◆ GIVEN TEXT:
This is an automated email from the ASF dual-hosted git repository.
zeroshade pushed a commit to branch main
in repository https://gitbox.apache.org/repos/asf/arrow-go.git
The following commit(s) were added to refs/heads/main by this push:
new fff99b3c fix(parquet/pqarrow): unsupported dictionary types in pqarrow
(#520)
fff99b3c is described below
commit fff99b3c9aa884dcd2846a33b7335c9768e78f21
Author: Matt Topol <[email protected]>
AuthorDate: Wed Oct 1 12:16:50 2025 +0200
fix(parquet/pqarrow): unsupported dictionary types in pqarrow (#520)
### Rationale for this change
fixes #490
### What changes are included in this PR?
When using `PutDictionary` to write an arrow dictionary array to Parquet
directly, we will now normalize the data type to a parquet physical
storage type to avoid type problems. e.g. A dictionary with `int8`
values will get cast to `int32` values before we process it so that all
of the remaining encoding code can continue to be based on the physical
storage type. This alleviates panics when using `pqarrow` to write
Dictionary arrays.

◆ OBJECTIVE 1: In the commit message, what type are `int8` dictionary values cast to before processing?
◆ OBJECTIVE 2: Repeat the commit message word for word, starting at "zeroshade pushed a" and ending at "in pqarrow (#520)".

Stored items from a collection
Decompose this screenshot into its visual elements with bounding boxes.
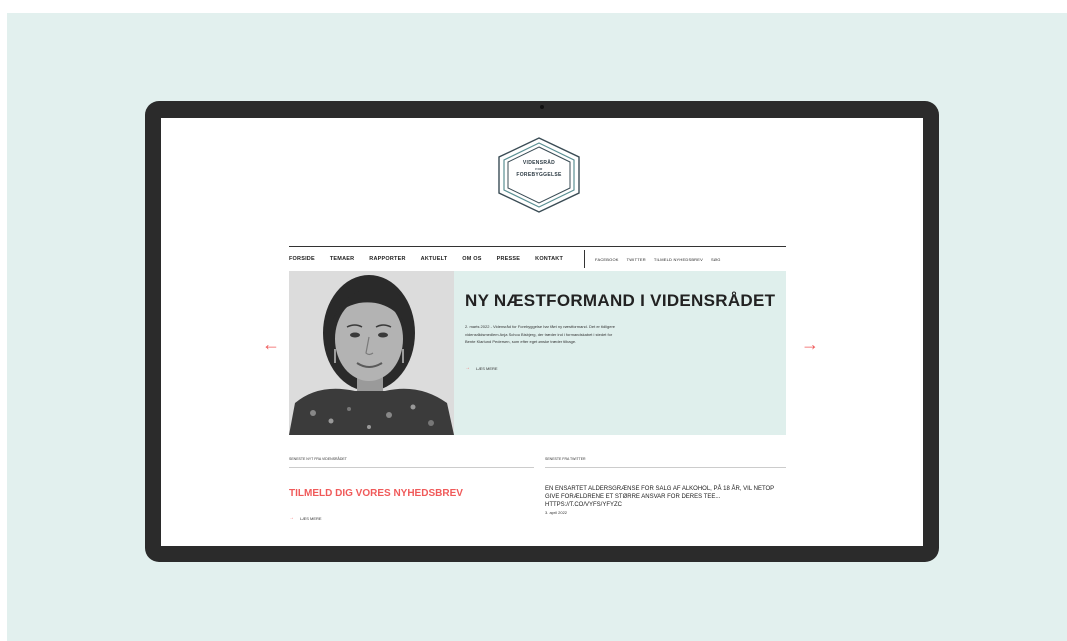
nav-item-forside[interactable]: FORSIDE [289,256,315,262]
nav-item-aktuelt[interactable]: AKTUELT [421,256,448,262]
logo-line-3: FOREBYGGELSE [516,172,562,178]
news-readmore-link[interactable]: → LÆS MERE [289,515,322,521]
nav-item-presse[interactable]: PRESSE [497,256,521,262]
hero-readmore-link[interactable]: → LÆS MERE [465,365,498,371]
newsletter-signup-link[interactable]: TILMELD DIG VORES NYHEDSBREV [289,488,463,499]
latest-news-heading: SENESTE NYT FRA VIDENSRÅDET [289,457,534,468]
nav-social-links: FACEBOOK TWITTER TILMELD NYHEDSBREV SØG [595,257,728,262]
twitter-heading: SENESTE FRA TWITTER [545,457,786,468]
carousel-next-button[interactable]: → [801,335,819,353]
nav-item-rapporter[interactable]: RAPPORTER [369,256,405,262]
arrow-right-icon: → [289,515,294,521]
hero-portrait-image [289,271,454,435]
tweet-date: 3. april 2022 [545,510,568,515]
tweet-text[interactable]: EN ENSARTET ALDERSGRÆNSE FOR SALG AF ALK… [545,485,790,509]
nav-main-links: FORSIDE TEMAER RAPPORTER AKTUELT OM OS P… [289,247,578,271]
nav-item-facebook[interactable]: FACEBOOK [595,257,619,262]
news-readmore-label: LÆS MERE [300,515,322,521]
nav-item-newsletter[interactable]: TILMELD NYHEDSBREV [654,257,703,262]
main-navigation: FORSIDE TEMAER RAPPORTER AKTUELT OM OS P… [289,246,786,272]
arrow-right-icon: → [465,365,470,371]
nav-item-om-os[interactable]: OM OS [462,256,481,262]
nav-item-twitter[interactable]: TWITTER [627,257,646,262]
portrait-illustration [289,271,454,435]
nav-divider [584,250,586,268]
camera-dot [540,105,544,109]
hero-slide: NY NÆSTFORMAND I VIDENSRÅDET 2. marts 20… [289,271,786,435]
site-logo[interactable]: VIDENSRÅD FOR FOREBYGGELSE [495,136,583,214]
logo-text: VIDENSRÅD FOR FOREBYGGELSE [495,160,583,179]
arrow-left-icon: ← [262,334,280,354]
hero-title[interactable]: NY NÆSTFORMAND I VIDENSRÅDET [465,291,775,311]
hero-readmore-label: LÆS MERE [476,365,498,371]
twitter-column: SENESTE FRA TWITTER EN ENSARTET ALDERSGR… [545,457,786,515]
nav-item-search[interactable]: SØG [711,257,721,262]
hero-description: 2. marts 2022 - Vidensråd for Forebyggel… [465,324,616,344]
logo-line-1: VIDENSRÅD [522,160,556,166]
monitor-frame: VIDENSRÅD FOR FOREBYGGELSE FORSIDE TEMAE… [145,101,939,562]
arrow-right-icon: → [801,334,819,354]
nav-item-temaer[interactable]: TEMAER [330,256,354,262]
carousel-prev-button[interactable]: ← [262,335,280,353]
latest-news-column: SENESTE NYT FRA VIDENSRÅDET TILMELD DIG … [289,457,534,521]
nav-item-kontakt[interactable]: KONTAKT [535,256,563,262]
website-screen: VIDENSRÅD FOR FOREBYGGELSE FORSIDE TEMAE… [161,118,923,546]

◆ RESPONSE 1: `int32`

◆ RESPONSE 2:
zeroshade pushed a commit to branch main
in repository https://gitbox.apache.org/repos/asf/arrow-go.git
The following commit(s) were added to refs/heads/main by this push:
new fff99b3c fix(parquet/pqarrow): unsupported dictionary types in pqarrow
(#520)
fff99b3c is described below
commit fff99b3c9aa884dcd2846a33b7335c9768e78f21
Author: Matt Topol <[email protected]>
AuthorDate: Wed Oct 1 12:16:50 2025 +0200
fix(parquet/pqarrow): unsupported dictionary types in pqarrow (#520)